Data excerpts:
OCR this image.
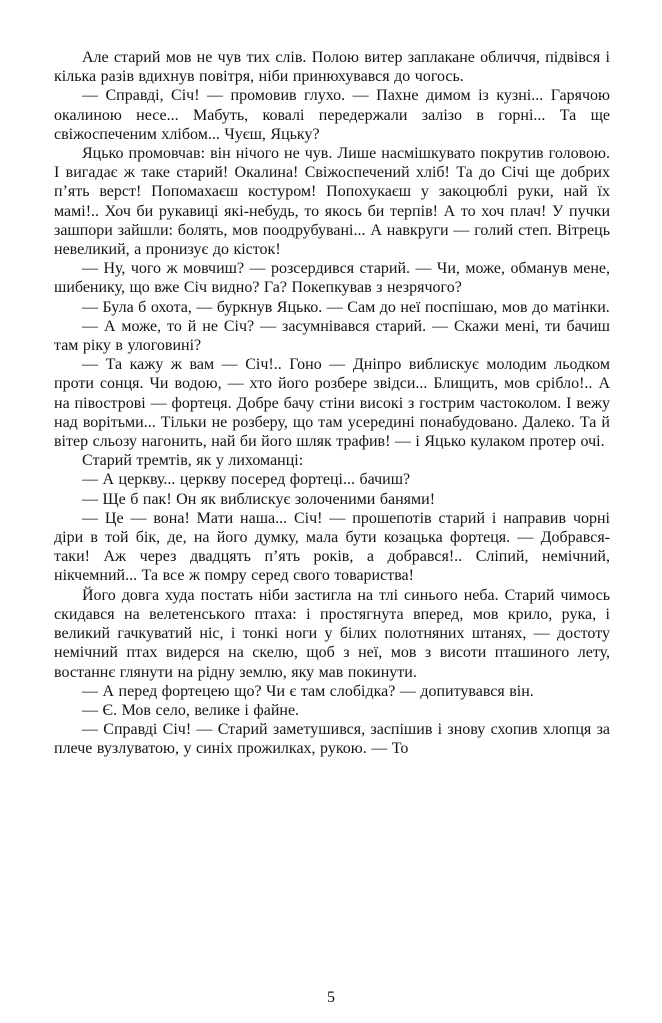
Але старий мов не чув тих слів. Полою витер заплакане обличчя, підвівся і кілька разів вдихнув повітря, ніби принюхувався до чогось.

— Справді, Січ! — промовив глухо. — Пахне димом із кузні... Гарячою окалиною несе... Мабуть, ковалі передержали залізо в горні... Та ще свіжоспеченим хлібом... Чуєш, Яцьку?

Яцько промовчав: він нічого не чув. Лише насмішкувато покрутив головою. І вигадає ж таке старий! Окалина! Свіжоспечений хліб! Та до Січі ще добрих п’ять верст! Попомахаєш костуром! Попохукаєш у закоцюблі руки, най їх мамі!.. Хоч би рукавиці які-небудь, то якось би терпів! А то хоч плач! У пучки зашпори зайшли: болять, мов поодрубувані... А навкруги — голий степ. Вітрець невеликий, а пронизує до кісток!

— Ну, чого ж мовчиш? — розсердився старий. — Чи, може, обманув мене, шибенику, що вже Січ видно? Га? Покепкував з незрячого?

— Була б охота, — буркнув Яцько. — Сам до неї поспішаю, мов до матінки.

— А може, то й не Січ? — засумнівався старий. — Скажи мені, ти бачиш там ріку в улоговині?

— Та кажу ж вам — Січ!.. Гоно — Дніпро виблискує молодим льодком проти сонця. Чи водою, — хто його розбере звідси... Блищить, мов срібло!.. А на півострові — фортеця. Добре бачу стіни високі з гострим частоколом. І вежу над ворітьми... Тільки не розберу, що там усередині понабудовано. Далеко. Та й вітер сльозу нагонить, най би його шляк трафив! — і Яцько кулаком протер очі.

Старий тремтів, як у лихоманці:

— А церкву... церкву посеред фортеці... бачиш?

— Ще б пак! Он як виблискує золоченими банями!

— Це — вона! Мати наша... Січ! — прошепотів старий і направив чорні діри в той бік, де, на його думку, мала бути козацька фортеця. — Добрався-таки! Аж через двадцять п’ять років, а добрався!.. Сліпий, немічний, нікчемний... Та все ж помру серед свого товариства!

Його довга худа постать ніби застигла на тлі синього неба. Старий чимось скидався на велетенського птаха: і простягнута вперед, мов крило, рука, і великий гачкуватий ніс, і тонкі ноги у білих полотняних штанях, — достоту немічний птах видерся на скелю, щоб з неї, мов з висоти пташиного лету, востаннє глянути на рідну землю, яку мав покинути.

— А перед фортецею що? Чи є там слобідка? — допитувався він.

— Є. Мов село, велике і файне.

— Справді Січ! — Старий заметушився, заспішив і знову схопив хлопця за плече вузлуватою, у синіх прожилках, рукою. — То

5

Directions for this task:
Leave out the pictures and copy everything else in the records word for word.

Exercise solution:
OCR this image.
Але старий мов не чув тих слів. Полою витер заплакане обличчя, підвівся і кілька разів вдихнув повітря, ніби принюхувався до чогось.

— Справді, Січ! — промовив глухо. — Пахне димом із кузні... Гарячою окалиною несе... Мабуть, ковалі передержали залізо в горні... Та ще свіжоспеченим хлібом... Чуєш, Яцьку?

Яцько промовчав: він нічого не чув. Лише насмішкувато покрутив головою. І вигадає ж таке старий! Окалина! Свіжоспечений хліб! Та до Січі ще добрих п’ять верст! Попомахаєш костуром! Попохукаєш у закоцюблі руки, най їх мамі!.. Хоч би рукавиці які-небудь, то якось би терпів! А то хоч плач! У пучки зашпори зайшли: болять, мов поодрубувані... А навкруги — голий степ. Вітрець невеликий, а пронизує до кісток!

— Ну, чого ж мовчиш? — розсердився старий. — Чи, може, обманув мене, шибенику, що вже Січ видно? Га? Покепкував з незрячого?

— Була б охота, — буркнув Яцько. — Сам до неї поспішаю, мов до матінки.

— А може, то й не Січ? — засумнівався старий. — Скажи мені, ти бачиш там ріку в улоговині?

— Та кажу ж вам — Січ!.. Гоно — Дніпро виблискує молодим льодком проти сонця. Чи водою, — хто його розбере звідси... Блищить, мов срібло!.. А на півострові — фортеця. Добре бачу стіни високі з гострим частоколом. І вежу над ворітьми... Тільки не розберу, що там усередині понабудовано. Далеко. Та й вітер сльозу нагонить, най би його шляк трафив! — і Яцько кулаком протер очі.

Старий тремтів, як у лихоманці:

— А церкву... церкву посеред фортеці... бачиш?

— Ще б пак! Он як виблискує золоченими банями!

— Це — вона! Мати наша... Січ! — прошепотів старий і направив чорні діри в той бік, де, на його думку, мала бути козацька фортеця. — Добрався-таки! Аж через двадцять п’ять років, а добрався!.. Сліпий, немічний, нікчемний... Та все ж помру серед свого товариства!

Його довга худа постать ніби застигла на тлі синього неба. Старий чимось скидався на велетенського птаха: і простягнута вперед, мов крило, рука, і великий гачкуватий ніс, і тонкі ноги у білих полотняних штанях, — достоту немічний птах видерся на скелю, щоб з неї, мов з висоти пташиного лету, востаннє глянути на рідну землю, яку мав покинути.

— А перед фортецею що? Чи є там слобідка? — допитувався він.

— Є. Мов село, велике і файне.

— Справді Січ! — Старий заметушився, заспішив і знову схопив хлопця за плече вузлуватою, у синіх прожилках, рукою. — То

5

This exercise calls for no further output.